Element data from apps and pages

========================================================================

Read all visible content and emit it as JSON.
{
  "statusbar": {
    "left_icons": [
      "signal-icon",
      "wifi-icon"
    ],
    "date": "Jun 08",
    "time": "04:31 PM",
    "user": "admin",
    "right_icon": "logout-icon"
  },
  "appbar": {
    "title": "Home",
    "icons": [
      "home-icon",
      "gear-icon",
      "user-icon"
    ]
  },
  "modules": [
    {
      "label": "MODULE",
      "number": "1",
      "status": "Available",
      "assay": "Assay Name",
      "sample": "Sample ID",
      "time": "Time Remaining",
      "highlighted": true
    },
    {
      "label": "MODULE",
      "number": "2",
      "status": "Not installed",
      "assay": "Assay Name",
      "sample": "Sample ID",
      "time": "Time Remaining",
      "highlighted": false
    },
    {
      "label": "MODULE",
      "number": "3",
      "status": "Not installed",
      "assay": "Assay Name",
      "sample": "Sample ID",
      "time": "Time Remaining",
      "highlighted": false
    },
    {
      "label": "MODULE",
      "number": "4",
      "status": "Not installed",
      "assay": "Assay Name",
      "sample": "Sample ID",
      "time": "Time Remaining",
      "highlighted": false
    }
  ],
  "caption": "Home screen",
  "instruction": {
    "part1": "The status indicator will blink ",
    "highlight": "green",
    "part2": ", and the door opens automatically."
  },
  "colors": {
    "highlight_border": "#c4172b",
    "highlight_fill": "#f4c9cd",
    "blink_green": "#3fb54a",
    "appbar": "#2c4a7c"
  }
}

========================================================================

PROBLEM TO WORK ON =>
The full set of records should be duplicated exactly.

EXERCISE RESPONSE =>
Read all visible content and emit it as JSON.
{
  "statusbar": {
    "left_icons": [
      "signal-icon",
      "wifi-icon"
    ],
    "date": "Jun 08",
    "time": "04:31 PM",
    "user": "admin",
    "right_icon": "logout-icon"
  },
  "appbar": {
    "title": "Home",
    "icons": [
      "home-icon",
      "gear-icon",
      "user-icon"
    ]
  },
  "modules": [
    {
      "label": "MODULE",
      "number": "1",
      "status": "Available",
      "assay": "Assay Name",
      "sample": "Sample ID",
      "time": "Time Remaining",
      "highlighted": true
    },
    {
      "label": "MODULE",
      "number": "2",
      "status": "Not installed",
      "assay": "Assay Name",
      "sample": "Sample ID",
      "time": "Time Remaining",
      "highlighted": false
    },
    {
      "label": "MODULE",
      "number": "3",
      "status": "Not installed",
      "assay": "Assay Name",
      "sample": "Sample ID",
      "time": "Time Remaining",
      "highlighted": false
    },
    {
      "label": "MODULE",
      "number": "4",
      "status": "Not installed",
      "assay": "Assay Name",
      "sample": "Sample ID",
      "time": "Time Remaining",
      "highlighted": false
    }
  ],
  "caption": "Home screen",
  "instruction": {
    "part1": "The status indicator will blink ",
    "highlight": "green",
    "part2": ", and the door opens automatically."
  },
  "colors": {
    "highlight_border": "#c4172b",
    "highlight_fill": "#f4c9cd",
    "blink_green": "#3fb54a",
    "appbar": "#2c4a7c"
  }
}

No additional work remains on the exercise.